Problem – Print out every line, exactly as written.

Task data –
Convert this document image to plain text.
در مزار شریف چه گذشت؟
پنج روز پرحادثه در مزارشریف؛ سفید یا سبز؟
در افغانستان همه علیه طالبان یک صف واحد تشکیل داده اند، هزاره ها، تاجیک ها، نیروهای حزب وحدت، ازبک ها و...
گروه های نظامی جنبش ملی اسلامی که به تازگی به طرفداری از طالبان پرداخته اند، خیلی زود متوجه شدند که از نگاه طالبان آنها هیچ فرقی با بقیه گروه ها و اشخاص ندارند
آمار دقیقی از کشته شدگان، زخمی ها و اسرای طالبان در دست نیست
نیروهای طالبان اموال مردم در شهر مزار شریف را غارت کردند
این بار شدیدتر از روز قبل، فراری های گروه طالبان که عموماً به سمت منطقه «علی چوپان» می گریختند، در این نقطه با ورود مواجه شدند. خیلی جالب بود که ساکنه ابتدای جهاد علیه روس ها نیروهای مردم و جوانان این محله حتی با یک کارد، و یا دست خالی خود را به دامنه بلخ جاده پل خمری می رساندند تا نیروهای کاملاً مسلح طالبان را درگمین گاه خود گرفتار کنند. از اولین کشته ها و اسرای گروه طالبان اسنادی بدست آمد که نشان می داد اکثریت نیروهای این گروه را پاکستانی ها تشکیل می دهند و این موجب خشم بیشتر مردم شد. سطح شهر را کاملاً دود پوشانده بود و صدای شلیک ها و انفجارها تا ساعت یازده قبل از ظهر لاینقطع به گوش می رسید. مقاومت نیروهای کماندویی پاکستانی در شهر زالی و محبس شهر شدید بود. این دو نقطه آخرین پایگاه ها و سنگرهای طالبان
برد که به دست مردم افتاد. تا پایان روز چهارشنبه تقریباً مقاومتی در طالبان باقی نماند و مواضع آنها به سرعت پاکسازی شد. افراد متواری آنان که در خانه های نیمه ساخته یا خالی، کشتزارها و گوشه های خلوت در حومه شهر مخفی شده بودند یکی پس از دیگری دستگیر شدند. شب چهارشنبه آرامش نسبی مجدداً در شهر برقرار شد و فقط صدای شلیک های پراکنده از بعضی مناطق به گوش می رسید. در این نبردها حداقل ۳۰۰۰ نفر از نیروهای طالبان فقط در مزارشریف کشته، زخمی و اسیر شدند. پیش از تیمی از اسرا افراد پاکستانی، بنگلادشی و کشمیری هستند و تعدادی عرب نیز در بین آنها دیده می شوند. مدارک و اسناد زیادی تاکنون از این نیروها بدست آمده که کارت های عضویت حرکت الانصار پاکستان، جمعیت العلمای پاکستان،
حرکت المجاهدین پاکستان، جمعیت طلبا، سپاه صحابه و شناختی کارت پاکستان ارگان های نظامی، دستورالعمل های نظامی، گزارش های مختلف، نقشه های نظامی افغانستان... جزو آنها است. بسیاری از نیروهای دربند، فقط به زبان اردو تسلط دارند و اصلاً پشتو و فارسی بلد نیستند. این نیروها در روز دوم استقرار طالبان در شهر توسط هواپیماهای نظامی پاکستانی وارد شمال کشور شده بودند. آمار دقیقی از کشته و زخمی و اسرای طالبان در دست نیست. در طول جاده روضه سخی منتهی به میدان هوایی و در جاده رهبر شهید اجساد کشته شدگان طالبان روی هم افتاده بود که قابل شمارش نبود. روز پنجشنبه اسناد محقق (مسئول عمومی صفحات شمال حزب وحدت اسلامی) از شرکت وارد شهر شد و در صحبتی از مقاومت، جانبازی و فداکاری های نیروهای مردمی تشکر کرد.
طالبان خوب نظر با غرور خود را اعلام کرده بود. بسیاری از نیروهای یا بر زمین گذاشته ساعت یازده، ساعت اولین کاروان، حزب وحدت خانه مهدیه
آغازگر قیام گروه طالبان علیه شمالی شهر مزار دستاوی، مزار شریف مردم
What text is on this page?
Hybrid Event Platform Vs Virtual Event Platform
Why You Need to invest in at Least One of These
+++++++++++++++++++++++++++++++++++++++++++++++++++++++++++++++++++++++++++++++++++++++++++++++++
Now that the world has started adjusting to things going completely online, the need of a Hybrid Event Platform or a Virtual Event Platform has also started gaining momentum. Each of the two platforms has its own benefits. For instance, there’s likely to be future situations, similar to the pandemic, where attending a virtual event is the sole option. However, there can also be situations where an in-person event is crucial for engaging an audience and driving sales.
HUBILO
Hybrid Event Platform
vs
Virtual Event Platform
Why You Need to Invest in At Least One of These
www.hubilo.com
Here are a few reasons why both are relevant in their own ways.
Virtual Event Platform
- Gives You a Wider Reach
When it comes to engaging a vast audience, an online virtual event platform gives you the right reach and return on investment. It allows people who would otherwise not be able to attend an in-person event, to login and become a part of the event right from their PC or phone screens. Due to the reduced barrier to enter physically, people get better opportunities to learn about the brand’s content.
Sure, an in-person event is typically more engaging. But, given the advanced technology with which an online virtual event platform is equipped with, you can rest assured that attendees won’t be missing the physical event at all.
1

Correct output –
Convert this document image to plain text.
در مزار شریف چه گذشت؟
پنج روز پرحادثه در مزارشریف؛ سفید یا سبز؟
در افغانستان همه علیه طالبان یک صف واحد تشکیل داده اند، هزاره ها، تاجیک ها، نیروهای حزب وحدت، ازبک ها و...
گروه های نظامی جنبش ملی اسلامی که به تازگی به طرفداری از طالبان پرداخته اند، خیلی زود متوجه شدند که از نگاه طالبان آنها هیچ فرقی با بقیه گروه ها و اشخاص ندارند
آمار دقیقی از کشته شدگان، زخمی ها و اسرای طالبان در دست نیست
نیروهای طالبان اموال مردم در شهر مزار شریف را غارت کردند
این بار شدیدتر از روز قبل، فراری های گروه طالبان که عموماً به سمت منطقه «علی چوپان» می گریختند، در این نقطه با ورود مواجه شدند. خیلی جالب بود که ساکنه ابتدای جهاد علیه روس ها نیروهای مردم و جوانان این محله حتی با یک کارد، و یا دست خالی خود را به دامنه بلخ جاده پل خمری می رساندند تا نیروهای کاملاً مسلح طالبان را درگمین گاه خود گرفتار کنند. از اولین کشته ها و اسرای گروه طالبان اسنادی بدست آمد که نشان می داد اکثریت نیروهای این گروه را پاکستانی ها تشکیل می دهند و این موجب خشم بیشتر مردم شد. سطح شهر را کاملاً دود پوشانده بود و صدای شلیک ها و انفجارها تا ساعت یازده قبل از ظهر لاینقطع به گوش می رسید. مقاومت نیروهای کماندویی پاکستانی در شهر زالی و محبس شهر شدید بود. این دو نقطه آخرین پایگاه ها و سنگرهای طالبان
برد که به دست مردم افتاد. تا پایان روز چهارشنبه تقریباً مقاومتی در طالبان باقی نماند و مواضع آنها به سرعت پاکسازی شد. افراد متواری آنان که در خانه های نیمه ساخته یا خالی، کشتزارها و گوشه های خلوت در حومه شهر مخفی شده بودند یکی پس از دیگری دستگیر شدند. شب چهارشنبه آرامش نسبی مجدداً در شهر برقرار شد و فقط صدای شلیک های پراکنده از بعضی مناطق به گوش می رسید. در این نبردها حداقل ۳۰۰۰ نفر از نیروهای طالبان فقط در مزارشریف کشته، زخمی و اسیر شدند. پیش از تیمی از اسرا افراد پاکستانی، بنگلادشی و کشمیری هستند و تعدادی عرب نیز در بین آنها دیده می شوند. مدارک و اسناد زیادی تاکنون از این نیروها بدست آمده که کارت های عضویت حرکت الانصار پاکستان، جمعیت العلمای پاکستان،
حرکت المجاهدین پاکستان، جمعیت طلبا، سپاه صحابه و شناختی کارت پاکستان ارگان های نظامی، دستورالعمل های نظامی، گزارش های مختلف، نقشه های نظامی افغانستان... جزو آنها است. بسیاری از نیروهای دربند، فقط به زبان اردو تسلط دارند و اصلاً پشتو و فارسی بلد نیستند. این نیروها در روز دوم استقرار طالبان در شهر توسط هواپیماهای نظامی پاکستانی وارد شمال کشور شده بودند. آمار دقیقی از کشته و زخمی و اسرای طالبان در دست نیست. در طول جاده روضه سخی منتهی به میدان هوایی و در جاده رهبر شهید اجساد کشته شدگان طالبان روی هم افتاده بود که قابل شمارش نبود. روز پنجشنبه اسناد محقق (مسئول عمومی صفحات شمال حزب وحدت اسلامی) از شرکت وارد شهر شد و در صحبتی از مقاومت، جانبازی و فداکاری های نیروهای مردمی تشکر کرد.
طالبان خوب نظر با غرور خود را اعلام کرده بود. بسیاری از نیروهای یا بر زمین گذاشته ساعت یازده، ساعت اولین کاروان، حزب وحدت خانه مهدیه
آغازگر قیام گروه طالبان علیه شمالی شهر مزار دستاوی، مزار شریف مردم
What text is on this page?
Hybrid Event Platform Vs Virtual Event Platform
Why You Need to invest in at Least One of These
+++++++++++++++++++++++++++++++++++++++++++++++++++++++++++++++++++++++++++++++++++++++++++++++++
Now that the world has started adjusting to things going completely online, the need of a Hybrid Event Platform or a Virtual Event Platform has also started gaining momentum. Each of the two platforms has its own benefits. For instance, there’s likely to be future situations, similar to the pandemic, where attending a virtual event is the sole option. However, there can also be situations where an in-person event is crucial for engaging an audience and driving sales.
HUBILO
Hybrid Event Platform
vs
Virtual Event Platform
Why You Need to Invest in At Least One of These
www.hubilo.com
Here are a few reasons why both are relevant in their own ways.
Virtual Event Platform
- Gives You a Wider Reach
When it comes to engaging a vast audience, an online virtual event platform gives you the right reach and return on investment. It allows people who would otherwise not be able to attend an in-person event, to login and become a part of the event right from their PC or phone screens. Due to the reduced barrier to enter physically, people get better opportunities to learn about the brand’s content.
Sure, an in-person event is typically more engaging. But, given the advanced technology with which an online virtual event platform is equipped with, you can rest assured that attendees won’t be missing the physical event at all.
1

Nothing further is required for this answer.